Problem to work on — Tally the lines in the data that follows that include the word "this", and report nothing but the total.

## BEGIN Data listing

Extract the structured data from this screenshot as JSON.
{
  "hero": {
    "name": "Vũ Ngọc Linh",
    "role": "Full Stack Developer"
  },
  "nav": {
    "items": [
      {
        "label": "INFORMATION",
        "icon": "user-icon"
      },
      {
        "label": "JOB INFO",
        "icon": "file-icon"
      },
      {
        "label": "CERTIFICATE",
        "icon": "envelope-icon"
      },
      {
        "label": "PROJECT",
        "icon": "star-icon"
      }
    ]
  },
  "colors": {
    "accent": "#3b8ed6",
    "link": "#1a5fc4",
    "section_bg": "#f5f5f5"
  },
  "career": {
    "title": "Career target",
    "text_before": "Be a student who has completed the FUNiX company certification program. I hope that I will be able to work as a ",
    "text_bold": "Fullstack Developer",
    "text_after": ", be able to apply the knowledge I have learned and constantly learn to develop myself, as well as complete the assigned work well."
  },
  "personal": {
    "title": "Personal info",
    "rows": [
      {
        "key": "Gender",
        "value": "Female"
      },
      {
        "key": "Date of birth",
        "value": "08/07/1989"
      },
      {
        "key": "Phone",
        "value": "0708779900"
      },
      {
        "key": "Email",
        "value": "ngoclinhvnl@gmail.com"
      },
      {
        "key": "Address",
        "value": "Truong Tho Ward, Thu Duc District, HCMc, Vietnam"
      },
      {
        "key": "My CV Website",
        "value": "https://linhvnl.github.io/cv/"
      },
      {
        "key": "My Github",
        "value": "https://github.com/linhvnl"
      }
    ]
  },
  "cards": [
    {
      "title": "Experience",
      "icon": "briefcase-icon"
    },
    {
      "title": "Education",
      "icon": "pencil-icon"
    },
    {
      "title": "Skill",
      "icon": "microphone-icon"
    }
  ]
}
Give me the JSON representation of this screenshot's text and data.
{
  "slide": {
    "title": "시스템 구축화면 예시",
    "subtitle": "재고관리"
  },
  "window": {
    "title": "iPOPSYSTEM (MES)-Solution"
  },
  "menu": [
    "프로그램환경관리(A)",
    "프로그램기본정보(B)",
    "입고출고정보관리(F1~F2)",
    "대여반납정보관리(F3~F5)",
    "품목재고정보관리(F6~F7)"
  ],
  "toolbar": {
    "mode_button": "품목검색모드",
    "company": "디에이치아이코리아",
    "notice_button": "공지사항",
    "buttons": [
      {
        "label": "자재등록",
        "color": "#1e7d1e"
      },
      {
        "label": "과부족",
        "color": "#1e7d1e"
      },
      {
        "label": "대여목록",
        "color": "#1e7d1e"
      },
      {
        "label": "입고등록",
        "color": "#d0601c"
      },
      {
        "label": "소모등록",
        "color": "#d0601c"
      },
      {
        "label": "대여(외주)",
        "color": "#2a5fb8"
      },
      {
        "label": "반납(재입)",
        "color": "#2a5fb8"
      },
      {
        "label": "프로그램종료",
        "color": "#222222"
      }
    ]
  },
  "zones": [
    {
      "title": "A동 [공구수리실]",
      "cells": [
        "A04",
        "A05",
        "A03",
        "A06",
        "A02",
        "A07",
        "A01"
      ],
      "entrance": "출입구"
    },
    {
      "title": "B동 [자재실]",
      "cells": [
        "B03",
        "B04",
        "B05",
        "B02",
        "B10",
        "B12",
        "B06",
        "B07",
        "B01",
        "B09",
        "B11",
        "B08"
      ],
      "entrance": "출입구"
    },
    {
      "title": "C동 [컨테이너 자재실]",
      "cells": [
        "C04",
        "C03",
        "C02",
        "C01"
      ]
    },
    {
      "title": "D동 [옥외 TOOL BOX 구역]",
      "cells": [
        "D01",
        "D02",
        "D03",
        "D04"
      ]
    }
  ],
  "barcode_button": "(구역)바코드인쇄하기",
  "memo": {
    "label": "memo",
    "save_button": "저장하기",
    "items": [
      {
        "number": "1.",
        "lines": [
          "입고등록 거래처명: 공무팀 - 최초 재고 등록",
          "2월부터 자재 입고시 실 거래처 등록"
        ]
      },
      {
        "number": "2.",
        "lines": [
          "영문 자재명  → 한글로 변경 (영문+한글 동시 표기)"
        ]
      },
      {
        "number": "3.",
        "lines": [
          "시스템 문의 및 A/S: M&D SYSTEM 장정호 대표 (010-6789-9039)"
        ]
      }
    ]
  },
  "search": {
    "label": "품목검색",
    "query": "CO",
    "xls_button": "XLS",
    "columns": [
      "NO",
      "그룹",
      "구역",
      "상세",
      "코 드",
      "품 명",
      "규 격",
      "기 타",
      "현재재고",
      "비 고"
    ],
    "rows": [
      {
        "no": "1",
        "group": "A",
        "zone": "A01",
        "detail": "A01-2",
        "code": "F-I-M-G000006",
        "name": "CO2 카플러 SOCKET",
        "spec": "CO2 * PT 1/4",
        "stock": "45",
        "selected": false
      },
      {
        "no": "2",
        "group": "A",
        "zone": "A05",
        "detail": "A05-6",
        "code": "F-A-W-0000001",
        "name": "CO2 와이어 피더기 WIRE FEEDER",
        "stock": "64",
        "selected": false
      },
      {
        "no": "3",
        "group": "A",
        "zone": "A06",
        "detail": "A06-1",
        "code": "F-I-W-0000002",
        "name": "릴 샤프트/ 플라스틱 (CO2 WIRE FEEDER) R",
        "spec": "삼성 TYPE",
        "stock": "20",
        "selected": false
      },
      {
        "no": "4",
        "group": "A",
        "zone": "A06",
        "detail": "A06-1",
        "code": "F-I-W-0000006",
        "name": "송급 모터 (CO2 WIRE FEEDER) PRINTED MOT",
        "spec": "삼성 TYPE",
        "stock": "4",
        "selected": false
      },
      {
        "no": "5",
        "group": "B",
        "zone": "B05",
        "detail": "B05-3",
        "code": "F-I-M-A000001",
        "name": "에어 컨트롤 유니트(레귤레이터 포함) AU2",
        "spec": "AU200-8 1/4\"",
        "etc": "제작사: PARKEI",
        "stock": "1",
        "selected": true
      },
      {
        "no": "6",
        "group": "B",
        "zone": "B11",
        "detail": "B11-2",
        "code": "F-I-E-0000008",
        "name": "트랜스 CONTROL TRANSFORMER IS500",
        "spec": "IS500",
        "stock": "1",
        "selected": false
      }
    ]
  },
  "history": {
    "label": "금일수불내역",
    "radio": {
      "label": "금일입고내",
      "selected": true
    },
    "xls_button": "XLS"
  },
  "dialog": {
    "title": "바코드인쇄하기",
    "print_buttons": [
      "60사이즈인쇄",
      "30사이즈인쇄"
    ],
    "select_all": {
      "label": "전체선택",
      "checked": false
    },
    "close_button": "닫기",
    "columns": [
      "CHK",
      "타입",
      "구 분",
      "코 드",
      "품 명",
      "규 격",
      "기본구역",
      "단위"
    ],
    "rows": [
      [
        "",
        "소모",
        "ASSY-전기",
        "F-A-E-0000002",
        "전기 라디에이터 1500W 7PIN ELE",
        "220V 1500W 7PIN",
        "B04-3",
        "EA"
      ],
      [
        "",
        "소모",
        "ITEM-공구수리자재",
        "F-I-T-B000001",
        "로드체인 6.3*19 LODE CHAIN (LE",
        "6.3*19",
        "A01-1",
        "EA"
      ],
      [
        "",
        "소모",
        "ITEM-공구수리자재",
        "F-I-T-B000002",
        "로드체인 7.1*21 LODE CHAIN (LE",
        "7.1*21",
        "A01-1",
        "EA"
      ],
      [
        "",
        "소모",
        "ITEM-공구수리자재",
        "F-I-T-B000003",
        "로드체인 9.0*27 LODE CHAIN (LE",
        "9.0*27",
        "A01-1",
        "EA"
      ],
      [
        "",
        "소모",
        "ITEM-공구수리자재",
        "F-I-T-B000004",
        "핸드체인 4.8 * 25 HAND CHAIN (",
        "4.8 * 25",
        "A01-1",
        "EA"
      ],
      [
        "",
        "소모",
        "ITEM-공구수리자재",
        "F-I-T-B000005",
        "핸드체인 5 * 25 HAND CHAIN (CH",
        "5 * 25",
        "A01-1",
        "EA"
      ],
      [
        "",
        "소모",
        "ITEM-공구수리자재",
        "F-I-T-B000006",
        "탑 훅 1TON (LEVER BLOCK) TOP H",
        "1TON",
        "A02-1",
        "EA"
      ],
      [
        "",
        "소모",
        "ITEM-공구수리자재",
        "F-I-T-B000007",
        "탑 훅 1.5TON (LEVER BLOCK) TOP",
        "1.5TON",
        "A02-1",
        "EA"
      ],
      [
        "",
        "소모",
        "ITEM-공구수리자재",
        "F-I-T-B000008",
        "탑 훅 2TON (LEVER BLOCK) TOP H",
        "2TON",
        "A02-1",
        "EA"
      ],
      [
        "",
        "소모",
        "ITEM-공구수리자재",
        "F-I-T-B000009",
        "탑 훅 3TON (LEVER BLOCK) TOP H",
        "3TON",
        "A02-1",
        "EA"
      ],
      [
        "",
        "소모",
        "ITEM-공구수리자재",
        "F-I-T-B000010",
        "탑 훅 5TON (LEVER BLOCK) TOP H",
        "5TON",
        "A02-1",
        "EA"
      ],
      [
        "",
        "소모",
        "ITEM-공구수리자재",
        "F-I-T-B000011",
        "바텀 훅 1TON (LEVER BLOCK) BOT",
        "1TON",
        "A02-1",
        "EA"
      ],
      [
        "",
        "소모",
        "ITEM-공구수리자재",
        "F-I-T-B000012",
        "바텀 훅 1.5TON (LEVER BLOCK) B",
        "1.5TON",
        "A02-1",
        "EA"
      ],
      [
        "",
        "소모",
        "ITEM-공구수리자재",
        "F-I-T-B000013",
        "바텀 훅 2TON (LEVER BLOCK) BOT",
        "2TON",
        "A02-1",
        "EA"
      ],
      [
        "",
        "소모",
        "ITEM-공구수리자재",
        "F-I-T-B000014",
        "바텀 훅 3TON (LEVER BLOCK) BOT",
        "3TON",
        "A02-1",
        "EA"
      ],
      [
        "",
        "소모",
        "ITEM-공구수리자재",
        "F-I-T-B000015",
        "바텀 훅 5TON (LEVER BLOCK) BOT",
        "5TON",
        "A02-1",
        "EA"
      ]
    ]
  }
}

## END Data listing

Finished task — 2